* _THE EXERCISE_
Count how many lines hold the string "terminal". Answer with that number and nothing more.

Collected data entries:
☆ ☆ ☆ ☆ ☆
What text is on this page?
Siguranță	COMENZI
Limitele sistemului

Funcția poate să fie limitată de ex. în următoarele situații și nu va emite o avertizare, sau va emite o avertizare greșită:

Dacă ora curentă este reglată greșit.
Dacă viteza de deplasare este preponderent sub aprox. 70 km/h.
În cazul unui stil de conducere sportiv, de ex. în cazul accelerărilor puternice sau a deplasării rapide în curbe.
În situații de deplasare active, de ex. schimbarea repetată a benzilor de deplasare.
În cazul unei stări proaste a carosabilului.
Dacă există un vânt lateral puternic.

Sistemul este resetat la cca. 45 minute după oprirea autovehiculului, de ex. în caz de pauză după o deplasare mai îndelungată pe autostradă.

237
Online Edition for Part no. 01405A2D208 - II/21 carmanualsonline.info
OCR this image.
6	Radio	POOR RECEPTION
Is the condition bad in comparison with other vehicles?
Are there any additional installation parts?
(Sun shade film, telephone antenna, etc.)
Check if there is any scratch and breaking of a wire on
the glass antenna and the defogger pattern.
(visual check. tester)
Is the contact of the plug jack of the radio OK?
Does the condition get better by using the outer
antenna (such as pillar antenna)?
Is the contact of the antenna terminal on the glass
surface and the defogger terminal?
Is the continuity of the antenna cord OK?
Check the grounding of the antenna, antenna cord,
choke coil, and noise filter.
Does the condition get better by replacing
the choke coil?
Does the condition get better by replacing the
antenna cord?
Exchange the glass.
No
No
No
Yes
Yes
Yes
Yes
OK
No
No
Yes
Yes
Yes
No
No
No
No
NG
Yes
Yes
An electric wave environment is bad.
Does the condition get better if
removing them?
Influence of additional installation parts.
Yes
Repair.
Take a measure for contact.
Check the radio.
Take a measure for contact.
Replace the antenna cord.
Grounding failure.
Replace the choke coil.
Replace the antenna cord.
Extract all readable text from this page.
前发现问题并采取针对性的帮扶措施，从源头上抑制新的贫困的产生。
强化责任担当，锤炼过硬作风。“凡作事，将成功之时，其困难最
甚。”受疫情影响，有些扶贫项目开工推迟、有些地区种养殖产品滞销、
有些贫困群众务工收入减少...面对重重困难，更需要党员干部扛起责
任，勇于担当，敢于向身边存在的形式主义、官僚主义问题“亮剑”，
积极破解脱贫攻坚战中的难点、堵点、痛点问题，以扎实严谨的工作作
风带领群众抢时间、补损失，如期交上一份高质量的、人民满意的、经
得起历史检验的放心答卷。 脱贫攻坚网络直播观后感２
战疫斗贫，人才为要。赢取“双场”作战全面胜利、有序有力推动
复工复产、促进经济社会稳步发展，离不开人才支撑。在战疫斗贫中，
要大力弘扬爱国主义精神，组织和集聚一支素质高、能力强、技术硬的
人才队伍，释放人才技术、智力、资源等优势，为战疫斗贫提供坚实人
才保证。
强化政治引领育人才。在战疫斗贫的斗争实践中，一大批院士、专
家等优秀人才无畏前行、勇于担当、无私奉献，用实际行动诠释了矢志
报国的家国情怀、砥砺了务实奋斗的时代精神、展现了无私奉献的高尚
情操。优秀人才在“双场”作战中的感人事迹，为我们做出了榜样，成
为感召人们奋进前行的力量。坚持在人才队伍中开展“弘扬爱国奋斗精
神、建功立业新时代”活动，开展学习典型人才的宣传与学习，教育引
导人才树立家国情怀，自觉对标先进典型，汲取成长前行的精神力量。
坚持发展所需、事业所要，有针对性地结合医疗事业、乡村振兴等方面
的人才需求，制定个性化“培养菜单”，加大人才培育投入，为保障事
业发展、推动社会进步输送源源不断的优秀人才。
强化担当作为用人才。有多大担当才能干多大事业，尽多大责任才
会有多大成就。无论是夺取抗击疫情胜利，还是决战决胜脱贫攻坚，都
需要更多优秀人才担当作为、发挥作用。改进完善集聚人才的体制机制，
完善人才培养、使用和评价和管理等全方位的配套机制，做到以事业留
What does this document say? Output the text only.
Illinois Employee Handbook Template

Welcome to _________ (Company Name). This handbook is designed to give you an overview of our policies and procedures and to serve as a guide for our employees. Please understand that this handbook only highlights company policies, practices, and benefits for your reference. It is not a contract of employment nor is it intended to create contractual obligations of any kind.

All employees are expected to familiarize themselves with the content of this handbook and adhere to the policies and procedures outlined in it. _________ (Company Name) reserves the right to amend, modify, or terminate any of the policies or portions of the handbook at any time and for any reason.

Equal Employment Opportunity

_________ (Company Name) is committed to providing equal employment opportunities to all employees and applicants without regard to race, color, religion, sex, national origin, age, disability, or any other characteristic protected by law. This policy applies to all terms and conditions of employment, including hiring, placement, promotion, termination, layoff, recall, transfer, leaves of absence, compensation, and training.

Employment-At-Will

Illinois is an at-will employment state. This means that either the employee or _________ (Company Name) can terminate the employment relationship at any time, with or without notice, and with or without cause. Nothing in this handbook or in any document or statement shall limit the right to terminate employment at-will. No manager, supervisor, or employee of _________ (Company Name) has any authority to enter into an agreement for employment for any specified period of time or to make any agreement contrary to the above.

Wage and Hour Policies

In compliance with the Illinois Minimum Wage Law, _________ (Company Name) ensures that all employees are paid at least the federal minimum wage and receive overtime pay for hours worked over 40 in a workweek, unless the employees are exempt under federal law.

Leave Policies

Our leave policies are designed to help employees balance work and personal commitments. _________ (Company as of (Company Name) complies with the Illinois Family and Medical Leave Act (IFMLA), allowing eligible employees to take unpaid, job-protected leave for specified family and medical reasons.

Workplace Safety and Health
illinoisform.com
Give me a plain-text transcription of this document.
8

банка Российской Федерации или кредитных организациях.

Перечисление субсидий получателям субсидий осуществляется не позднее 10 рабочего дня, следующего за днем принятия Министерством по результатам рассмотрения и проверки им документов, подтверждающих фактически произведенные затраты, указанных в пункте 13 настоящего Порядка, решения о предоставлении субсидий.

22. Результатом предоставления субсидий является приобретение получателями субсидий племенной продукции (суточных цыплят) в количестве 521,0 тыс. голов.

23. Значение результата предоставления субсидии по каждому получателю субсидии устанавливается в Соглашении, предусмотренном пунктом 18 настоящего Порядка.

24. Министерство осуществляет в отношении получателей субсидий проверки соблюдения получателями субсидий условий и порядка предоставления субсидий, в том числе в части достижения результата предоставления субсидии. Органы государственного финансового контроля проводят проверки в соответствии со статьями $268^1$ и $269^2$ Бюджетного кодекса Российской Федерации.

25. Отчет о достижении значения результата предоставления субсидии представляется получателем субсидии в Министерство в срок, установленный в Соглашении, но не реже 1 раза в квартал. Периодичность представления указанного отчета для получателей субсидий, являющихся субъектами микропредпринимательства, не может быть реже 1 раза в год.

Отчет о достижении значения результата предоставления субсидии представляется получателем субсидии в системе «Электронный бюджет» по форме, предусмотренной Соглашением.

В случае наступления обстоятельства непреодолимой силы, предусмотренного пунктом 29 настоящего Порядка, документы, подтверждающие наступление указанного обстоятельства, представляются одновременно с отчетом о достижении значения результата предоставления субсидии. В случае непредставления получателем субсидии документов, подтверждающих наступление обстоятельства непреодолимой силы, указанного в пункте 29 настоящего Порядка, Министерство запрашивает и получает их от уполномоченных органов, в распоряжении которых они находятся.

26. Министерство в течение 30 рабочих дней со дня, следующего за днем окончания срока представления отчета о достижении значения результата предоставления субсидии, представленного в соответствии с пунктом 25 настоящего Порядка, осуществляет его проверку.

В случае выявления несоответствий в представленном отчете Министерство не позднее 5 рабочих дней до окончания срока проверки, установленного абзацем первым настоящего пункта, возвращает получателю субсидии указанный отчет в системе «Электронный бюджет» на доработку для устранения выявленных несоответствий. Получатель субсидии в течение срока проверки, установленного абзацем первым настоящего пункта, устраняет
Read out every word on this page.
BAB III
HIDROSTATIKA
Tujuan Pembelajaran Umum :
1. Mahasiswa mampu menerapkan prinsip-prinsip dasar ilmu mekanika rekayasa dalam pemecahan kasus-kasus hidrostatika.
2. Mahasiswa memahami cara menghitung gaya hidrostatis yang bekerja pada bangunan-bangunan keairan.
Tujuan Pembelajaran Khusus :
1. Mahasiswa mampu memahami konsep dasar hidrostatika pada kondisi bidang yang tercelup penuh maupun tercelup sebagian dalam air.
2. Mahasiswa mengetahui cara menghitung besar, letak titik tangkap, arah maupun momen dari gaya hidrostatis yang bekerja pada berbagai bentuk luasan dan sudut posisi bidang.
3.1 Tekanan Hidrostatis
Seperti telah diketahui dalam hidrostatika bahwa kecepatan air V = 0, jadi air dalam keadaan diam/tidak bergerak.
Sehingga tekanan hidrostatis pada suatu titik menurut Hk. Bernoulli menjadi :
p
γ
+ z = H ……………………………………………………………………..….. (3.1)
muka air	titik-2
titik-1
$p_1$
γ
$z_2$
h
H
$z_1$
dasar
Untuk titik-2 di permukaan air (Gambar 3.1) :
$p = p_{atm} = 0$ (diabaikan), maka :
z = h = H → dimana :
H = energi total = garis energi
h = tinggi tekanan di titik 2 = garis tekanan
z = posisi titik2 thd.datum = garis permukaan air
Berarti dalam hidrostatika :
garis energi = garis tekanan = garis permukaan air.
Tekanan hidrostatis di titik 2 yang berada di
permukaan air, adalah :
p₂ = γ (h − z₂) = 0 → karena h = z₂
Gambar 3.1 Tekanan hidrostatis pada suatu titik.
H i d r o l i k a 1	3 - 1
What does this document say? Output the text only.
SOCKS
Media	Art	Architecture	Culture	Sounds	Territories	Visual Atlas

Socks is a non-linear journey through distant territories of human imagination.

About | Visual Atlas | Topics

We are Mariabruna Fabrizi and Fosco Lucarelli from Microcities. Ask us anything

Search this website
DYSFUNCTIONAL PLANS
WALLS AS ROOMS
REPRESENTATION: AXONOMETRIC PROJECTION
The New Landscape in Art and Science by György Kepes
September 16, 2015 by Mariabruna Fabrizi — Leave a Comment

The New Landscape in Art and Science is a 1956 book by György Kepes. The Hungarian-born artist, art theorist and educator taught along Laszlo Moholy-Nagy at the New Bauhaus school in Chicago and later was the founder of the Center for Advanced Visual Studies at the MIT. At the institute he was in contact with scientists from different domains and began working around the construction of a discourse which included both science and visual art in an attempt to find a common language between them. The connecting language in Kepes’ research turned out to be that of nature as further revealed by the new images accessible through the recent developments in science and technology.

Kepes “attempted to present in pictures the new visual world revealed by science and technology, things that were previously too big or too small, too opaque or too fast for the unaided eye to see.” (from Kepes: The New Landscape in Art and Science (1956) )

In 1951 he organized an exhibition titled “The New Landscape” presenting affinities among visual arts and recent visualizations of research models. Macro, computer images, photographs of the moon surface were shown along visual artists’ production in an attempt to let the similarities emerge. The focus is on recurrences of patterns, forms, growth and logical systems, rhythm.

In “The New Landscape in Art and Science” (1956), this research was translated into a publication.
☆ ☆ ☆ ☆ ☆
* _RESULT BELOW_
2